Take all the material and copy it exactly.

- _Material for the task_:
──────────────────────────────
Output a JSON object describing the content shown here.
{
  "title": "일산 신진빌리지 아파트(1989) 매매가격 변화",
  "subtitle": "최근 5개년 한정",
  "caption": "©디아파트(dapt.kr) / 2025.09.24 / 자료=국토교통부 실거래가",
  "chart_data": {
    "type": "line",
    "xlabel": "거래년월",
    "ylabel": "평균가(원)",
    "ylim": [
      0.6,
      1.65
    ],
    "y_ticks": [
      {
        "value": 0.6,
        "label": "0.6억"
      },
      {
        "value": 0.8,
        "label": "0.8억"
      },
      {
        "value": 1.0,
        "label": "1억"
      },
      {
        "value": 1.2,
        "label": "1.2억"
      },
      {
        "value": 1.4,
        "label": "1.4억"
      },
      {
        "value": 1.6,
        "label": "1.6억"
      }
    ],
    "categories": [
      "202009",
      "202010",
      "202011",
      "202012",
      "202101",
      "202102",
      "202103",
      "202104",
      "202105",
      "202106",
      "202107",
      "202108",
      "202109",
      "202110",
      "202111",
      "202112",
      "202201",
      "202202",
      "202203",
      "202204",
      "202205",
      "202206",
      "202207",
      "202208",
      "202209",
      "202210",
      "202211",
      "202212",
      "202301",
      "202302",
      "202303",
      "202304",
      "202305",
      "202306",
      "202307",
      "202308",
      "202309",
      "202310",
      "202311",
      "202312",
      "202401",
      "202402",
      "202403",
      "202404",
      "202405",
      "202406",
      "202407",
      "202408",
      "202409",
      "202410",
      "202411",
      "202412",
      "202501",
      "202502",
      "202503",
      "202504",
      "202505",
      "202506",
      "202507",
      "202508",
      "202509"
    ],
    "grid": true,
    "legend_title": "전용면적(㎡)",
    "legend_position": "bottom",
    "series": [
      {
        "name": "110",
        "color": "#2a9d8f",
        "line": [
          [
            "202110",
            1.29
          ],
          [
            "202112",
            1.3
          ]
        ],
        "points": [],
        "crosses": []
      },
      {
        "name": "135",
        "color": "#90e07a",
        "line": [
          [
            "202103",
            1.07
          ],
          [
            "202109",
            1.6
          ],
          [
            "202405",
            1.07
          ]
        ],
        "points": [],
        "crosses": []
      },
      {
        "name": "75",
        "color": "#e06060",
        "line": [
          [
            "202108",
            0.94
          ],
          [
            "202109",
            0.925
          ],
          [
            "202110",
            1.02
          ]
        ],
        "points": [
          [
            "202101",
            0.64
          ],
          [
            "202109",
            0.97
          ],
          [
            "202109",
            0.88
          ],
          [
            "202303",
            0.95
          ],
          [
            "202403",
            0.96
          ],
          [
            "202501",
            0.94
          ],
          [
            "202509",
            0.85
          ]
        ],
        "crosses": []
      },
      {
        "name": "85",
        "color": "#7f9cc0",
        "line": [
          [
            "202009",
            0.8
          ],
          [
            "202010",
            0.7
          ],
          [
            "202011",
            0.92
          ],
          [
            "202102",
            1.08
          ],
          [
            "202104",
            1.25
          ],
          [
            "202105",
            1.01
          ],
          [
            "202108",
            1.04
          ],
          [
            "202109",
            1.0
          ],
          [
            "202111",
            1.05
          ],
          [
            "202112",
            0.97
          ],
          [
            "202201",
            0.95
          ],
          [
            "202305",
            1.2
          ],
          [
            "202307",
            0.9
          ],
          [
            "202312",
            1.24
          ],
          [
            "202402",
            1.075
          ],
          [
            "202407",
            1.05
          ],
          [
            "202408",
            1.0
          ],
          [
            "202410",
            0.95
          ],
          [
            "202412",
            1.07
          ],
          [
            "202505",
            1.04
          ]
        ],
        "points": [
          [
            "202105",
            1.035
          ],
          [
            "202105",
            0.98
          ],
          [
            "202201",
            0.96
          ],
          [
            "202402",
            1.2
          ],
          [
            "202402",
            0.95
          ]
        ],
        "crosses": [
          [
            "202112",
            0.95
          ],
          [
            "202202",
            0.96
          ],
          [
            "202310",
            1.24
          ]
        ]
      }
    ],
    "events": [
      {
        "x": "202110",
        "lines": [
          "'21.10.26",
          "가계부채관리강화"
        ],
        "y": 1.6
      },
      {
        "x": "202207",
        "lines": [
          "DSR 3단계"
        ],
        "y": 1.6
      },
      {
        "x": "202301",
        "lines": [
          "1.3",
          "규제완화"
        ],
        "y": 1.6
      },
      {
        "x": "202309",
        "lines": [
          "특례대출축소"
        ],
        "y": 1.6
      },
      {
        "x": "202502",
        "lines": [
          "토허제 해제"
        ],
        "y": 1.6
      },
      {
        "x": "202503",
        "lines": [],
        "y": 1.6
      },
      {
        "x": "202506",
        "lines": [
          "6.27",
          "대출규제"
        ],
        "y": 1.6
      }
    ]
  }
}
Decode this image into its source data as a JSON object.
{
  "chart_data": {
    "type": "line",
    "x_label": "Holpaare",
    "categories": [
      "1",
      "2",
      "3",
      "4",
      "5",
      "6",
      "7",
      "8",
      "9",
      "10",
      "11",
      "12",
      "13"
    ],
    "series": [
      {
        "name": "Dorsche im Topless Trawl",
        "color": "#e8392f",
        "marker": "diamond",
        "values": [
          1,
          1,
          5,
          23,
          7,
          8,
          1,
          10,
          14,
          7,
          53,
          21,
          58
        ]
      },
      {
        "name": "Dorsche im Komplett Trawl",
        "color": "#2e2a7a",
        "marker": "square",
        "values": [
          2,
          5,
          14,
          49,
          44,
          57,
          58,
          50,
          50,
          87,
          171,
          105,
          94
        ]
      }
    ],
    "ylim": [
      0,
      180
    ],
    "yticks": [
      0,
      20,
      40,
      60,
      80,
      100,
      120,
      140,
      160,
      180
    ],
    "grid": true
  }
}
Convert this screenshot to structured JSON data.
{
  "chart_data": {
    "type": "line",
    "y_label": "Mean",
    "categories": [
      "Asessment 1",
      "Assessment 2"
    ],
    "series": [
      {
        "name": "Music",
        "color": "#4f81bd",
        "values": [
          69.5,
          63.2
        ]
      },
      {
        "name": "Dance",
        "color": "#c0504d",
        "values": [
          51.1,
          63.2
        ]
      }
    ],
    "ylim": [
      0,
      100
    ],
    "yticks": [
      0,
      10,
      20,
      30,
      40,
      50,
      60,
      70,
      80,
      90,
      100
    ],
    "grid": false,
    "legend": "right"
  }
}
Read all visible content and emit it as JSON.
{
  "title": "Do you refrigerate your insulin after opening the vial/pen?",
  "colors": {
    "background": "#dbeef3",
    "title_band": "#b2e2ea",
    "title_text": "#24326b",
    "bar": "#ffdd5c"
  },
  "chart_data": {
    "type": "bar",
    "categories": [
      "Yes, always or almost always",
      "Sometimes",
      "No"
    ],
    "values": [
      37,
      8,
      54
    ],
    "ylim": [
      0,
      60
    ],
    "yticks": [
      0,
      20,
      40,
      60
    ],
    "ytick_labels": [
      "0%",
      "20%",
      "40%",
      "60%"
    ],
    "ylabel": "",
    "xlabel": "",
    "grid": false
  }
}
──────────────────────────────
- _Solution to the problem_:
Output a JSON object describing the content shown here.
{
  "title": "일산 신진빌리지 아파트(1989) 매매가격 변화",
  "subtitle": "최근 5개년 한정",
  "caption": "©디아파트(dapt.kr) / 2025.09.24 / 자료=국토교통부 실거래가",
  "chart_data": {
    "type": "line",
    "xlabel": "거래년월",
    "ylabel": "평균가(원)",
    "ylim": [
      0.6,
      1.65
    ],
    "y_ticks": [
      {
        "value": 0.6,
        "label": "0.6억"
      },
      {
        "value": 0.8,
        "label": "0.8억"
      },
      {
        "value": 1.0,
        "label": "1억"
      },
      {
        "value": 1.2,
        "label": "1.2억"
      },
      {
        "value": 1.4,
        "label": "1.4억"
      },
      {
        "value": 1.6,
        "label": "1.6억"
      }
    ],
    "categories": [
      "202009",
      "202010",
      "202011",
      "202012",
      "202101",
      "202102",
      "202103",
      "202104",
      "202105",
      "202106",
      "202107",
      "202108",
      "202109",
      "202110",
      "202111",
      "202112",
      "202201",
      "202202",
      "202203",
      "202204",
      "202205",
      "202206",
      "202207",
      "202208",
      "202209",
      "202210",
      "202211",
      "202212",
      "202301",
      "202302",
      "202303",
      "202304",
      "202305",
      "202306",
      "202307",
      "202308",
      "202309",
      "202310",
      "202311",
      "202312",
      "202401",
      "202402",
      "202403",
      "202404",
      "202405",
      "202406",
      "202407",
      "202408",
      "202409",
      "202410",
      "202411",
      "202412",
      "202501",
      "202502",
      "202503",
      "202504",
      "202505",
      "202506",
      "202507",
      "202508",
      "202509"
    ],
    "grid": true,
    "legend_title": "전용면적(㎡)",
    "legend_position": "bottom",
    "series": [
      {
        "name": "110",
        "color": "#2a9d8f",
        "line": [
          [
            "202110",
            1.29
          ],
          [
            "202112",
            1.3
          ]
        ],
        "points": [],
        "crosses": []
      },
      {
        "name": "135",
        "color": "#90e07a",
        "line": [
          [
            "202103",
            1.07
          ],
          [
            "202109",
            1.6
          ],
          [
            "202405",
            1.07
          ]
        ],
        "points": [],
        "crosses": []
      },
      {
        "name": "75",
        "color": "#e06060",
        "line": [
          [
            "202108",
            0.94
          ],
          [
            "202109",
            0.925
          ],
          [
            "202110",
            1.02
          ]
        ],
        "points": [
          [
            "202101",
            0.64
          ],
          [
            "202109",
            0.97
          ],
          [
            "202109",
            0.88
          ],
          [
            "202303",
            0.95
          ],
          [
            "202403",
            0.96
          ],
          [
            "202501",
            0.94
          ],
          [
            "202509",
            0.85
          ]
        ],
        "crosses": []
      },
      {
        "name": "85",
        "color": "#7f9cc0",
        "line": [
          [
            "202009",
            0.8
          ],
          [
            "202010",
            0.7
          ],
          [
            "202011",
            0.92
          ],
          [
            "202102",
            1.08
          ],
          [
            "202104",
            1.25
          ],
          [
            "202105",
            1.01
          ],
          [
            "202108",
            1.04
          ],
          [
            "202109",
            1.0
          ],
          [
            "202111",
            1.05
          ],
          [
            "202112",
            0.97
          ],
          [
            "202201",
            0.95
          ],
          [
            "202305",
            1.2
          ],
          [
            "202307",
            0.9
          ],
          [
            "202312",
            1.24
          ],
          [
            "202402",
            1.075
          ],
          [
            "202407",
            1.05
          ],
          [
            "202408",
            1.0
          ],
          [
            "202410",
            0.95
          ],
          [
            "202412",
            1.07
          ],
          [
            "202505",
            1.04
          ]
        ],
        "points": [
          [
            "202105",
            1.035
          ],
          [
            "202105",
            0.98
          ],
          [
            "202201",
            0.96
          ],
          [
            "202402",
            1.2
          ],
          [
            "202402",
            0.95
          ]
        ],
        "crosses": [
          [
            "202112",
            0.95
          ],
          [
            "202202",
            0.96
          ],
          [
            "202310",
            1.24
          ]
        ]
      }
    ],
    "events": [
      {
        "x": "202110",
        "lines": [
          "'21.10.26",
          "가계부채관리강화"
        ],
        "y": 1.6
      },
      {
        "x": "202207",
        "lines": [
          "DSR 3단계"
        ],
        "y": 1.6
      },
      {
        "x": "202301",
        "lines": [
          "1.3",
          "규제완화"
        ],
        "y": 1.6
      },
      {
        "x": "202309",
        "lines": [
          "특례대출축소"
        ],
        "y": 1.6
      },
      {
        "x": "202502",
        "lines": [
          "토허제 해제"
        ],
        "y": 1.6
      },
      {
        "x": "202503",
        "lines": [],
        "y": 1.6
      },
      {
        "x": "202506",
        "lines": [
          "6.27",
          "대출규제"
        ],
        "y": 1.6
      }
    ]
  }
}
Decode this image into its source data as a JSON object.
{
  "chart_data": {
    "type": "line",
    "x_label": "Holpaare",
    "categories": [
      "1",
      "2",
      "3",
      "4",
      "5",
      "6",
      "7",
      "8",
      "9",
      "10",
      "11",
      "12",
      "13"
    ],
    "series": [
      {
        "name": "Dorsche im Topless Trawl",
        "color": "#e8392f",
        "marker": "diamond",
        "values": [
          1,
          1,
          5,
          23,
          7,
          8,
          1,
          10,
          14,
          7,
          53,
          21,
          58
        ]
      },
      {
        "name": "Dorsche im Komplett Trawl",
        "color": "#2e2a7a",
        "marker": "square",
        "values": [
          2,
          5,
          14,
          49,
          44,
          57,
          58,
          50,
          50,
          87,
          171,
          105,
          94
        ]
      }
    ],
    "ylim": [
      0,
      180
    ],
    "yticks": [
      0,
      20,
      40,
      60,
      80,
      100,
      120,
      140,
      160,
      180
    ],
    "grid": true
  }
}
Convert this screenshot to structured JSON data.
{
  "chart_data": {
    "type": "line",
    "y_label": "Mean",
    "categories": [
      "Asessment 1",
      "Assessment 2"
    ],
    "series": [
      {
        "name": "Music",
        "color": "#4f81bd",
        "values": [
          69.5,
          63.2
        ]
      },
      {
        "name": "Dance",
        "color": "#c0504d",
        "values": [
          51.1,
          63.2
        ]
      }
    ],
    "ylim": [
      0,
      100
    ],
    "yticks": [
      0,
      10,
      20,
      30,
      40,
      50,
      60,
      70,
      80,
      90,
      100
    ],
    "grid": false,
    "legend": "right"
  }
}
Read all visible content and emit it as JSON.
{
  "title": "Do you refrigerate your insulin after opening the vial/pen?",
  "colors": {
    "background": "#dbeef3",
    "title_band": "#b2e2ea",
    "title_text": "#24326b",
    "bar": "#ffdd5c"
  },
  "chart_data": {
    "type": "bar",
    "categories": [
      "Yes, always or almost always",
      "Sometimes",
      "No"
    ],
    "values": [
      37,
      8,
      54
    ],
    "ylim": [
      0,
      60
    ],
    "yticks": [
      0,
      20,
      40,
      60
    ],
    "ytick_labels": [
      "0%",
      "20%",
      "40%",
      "60%"
    ],
    "ylabel": "",
    "xlabel": "",
    "grid": false
  }
}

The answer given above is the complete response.